Short task
Pick out each line of the records that includes the string "κοινωνικά", and copy it.

□ □ □ □ □ □ □

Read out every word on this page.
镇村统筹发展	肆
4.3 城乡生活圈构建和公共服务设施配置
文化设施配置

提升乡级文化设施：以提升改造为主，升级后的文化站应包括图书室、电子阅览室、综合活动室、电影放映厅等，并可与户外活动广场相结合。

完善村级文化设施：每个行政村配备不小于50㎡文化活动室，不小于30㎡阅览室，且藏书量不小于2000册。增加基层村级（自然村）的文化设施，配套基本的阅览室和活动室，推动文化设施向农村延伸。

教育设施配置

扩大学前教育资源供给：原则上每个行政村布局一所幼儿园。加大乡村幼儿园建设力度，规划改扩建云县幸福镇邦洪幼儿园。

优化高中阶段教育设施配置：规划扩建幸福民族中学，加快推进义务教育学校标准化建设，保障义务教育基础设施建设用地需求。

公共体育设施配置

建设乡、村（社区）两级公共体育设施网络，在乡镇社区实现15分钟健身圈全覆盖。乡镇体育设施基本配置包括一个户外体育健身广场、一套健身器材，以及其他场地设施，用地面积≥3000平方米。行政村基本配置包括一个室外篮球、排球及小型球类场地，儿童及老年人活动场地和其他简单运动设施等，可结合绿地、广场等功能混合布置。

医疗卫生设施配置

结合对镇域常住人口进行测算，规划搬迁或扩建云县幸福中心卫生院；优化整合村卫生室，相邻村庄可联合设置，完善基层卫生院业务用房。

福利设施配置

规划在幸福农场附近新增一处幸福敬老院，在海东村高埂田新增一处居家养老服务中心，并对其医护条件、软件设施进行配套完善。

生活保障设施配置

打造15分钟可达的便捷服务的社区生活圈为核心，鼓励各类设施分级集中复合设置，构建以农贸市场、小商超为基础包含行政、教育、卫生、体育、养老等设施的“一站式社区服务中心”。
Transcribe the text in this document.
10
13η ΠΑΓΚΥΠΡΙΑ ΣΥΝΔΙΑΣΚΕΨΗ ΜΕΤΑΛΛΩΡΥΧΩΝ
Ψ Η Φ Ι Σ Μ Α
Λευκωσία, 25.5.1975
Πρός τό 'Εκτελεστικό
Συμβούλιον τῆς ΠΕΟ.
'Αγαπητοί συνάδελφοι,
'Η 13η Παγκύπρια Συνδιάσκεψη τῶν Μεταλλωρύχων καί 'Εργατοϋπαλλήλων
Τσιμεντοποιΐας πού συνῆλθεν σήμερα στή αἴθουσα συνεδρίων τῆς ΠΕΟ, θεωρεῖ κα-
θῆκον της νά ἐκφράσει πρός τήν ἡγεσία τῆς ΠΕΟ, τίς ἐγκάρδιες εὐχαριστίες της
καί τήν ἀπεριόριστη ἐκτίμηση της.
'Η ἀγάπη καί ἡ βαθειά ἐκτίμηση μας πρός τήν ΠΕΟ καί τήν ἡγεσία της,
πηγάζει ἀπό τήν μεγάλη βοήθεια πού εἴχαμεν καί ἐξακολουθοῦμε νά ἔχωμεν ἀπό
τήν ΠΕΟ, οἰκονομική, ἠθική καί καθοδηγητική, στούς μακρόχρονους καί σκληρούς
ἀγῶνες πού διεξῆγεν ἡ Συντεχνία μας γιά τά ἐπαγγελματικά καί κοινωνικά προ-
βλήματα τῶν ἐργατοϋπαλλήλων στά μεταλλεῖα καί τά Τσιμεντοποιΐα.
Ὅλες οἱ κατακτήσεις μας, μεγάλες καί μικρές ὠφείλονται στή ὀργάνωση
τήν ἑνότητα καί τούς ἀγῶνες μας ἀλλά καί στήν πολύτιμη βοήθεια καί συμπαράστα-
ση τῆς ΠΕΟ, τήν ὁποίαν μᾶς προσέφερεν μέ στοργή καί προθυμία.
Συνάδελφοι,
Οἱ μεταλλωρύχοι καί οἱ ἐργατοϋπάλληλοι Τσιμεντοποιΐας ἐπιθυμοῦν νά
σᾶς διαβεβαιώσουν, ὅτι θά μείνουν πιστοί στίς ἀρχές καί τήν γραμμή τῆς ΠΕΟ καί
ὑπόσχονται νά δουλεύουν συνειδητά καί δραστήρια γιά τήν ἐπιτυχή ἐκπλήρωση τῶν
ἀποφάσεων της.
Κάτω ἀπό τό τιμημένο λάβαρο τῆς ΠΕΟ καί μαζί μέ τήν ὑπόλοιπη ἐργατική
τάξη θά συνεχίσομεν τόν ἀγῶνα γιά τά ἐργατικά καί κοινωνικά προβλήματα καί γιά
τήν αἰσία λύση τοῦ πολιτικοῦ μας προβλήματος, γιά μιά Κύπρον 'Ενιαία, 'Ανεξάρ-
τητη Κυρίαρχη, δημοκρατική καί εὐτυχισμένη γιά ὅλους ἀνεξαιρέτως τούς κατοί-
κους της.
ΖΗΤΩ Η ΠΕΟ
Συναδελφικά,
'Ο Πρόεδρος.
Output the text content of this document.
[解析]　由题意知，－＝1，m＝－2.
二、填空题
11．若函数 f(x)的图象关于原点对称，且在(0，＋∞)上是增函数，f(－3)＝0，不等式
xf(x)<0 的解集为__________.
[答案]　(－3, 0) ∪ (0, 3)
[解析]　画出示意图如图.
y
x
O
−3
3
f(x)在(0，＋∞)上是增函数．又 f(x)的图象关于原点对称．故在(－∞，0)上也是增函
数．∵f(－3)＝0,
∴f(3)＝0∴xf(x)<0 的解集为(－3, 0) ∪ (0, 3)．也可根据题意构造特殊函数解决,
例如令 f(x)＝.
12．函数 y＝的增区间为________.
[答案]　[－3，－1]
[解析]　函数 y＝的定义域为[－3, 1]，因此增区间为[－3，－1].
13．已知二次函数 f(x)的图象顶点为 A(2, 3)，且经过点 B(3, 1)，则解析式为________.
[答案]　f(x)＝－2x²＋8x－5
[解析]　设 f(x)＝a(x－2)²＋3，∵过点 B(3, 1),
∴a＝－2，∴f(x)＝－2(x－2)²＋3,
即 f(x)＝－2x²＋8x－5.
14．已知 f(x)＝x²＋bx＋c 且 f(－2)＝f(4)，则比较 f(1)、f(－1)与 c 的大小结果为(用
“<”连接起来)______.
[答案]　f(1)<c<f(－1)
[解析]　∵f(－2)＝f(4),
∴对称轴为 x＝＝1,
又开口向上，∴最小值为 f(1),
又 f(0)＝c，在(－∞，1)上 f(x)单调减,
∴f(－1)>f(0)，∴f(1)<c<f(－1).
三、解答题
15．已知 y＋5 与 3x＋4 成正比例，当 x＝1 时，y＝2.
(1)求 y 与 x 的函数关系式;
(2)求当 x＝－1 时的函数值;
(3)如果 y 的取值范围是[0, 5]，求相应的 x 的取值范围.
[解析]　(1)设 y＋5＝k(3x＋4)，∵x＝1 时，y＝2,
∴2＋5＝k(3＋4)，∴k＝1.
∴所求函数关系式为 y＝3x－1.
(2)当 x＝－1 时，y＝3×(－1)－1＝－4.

□ □ □ □ □ □ □

The answer
ἀγῶνες πού διεξῆγεν ἡ Συντεχνία μας γιά τά ἐπαγγελματικά καί κοινωνικά προ-
τάξη θά συνεχίσομεν τόν ἀγῶνα γιά τά ἐργατικά καί κοινωνικά προβλήματα καί γιά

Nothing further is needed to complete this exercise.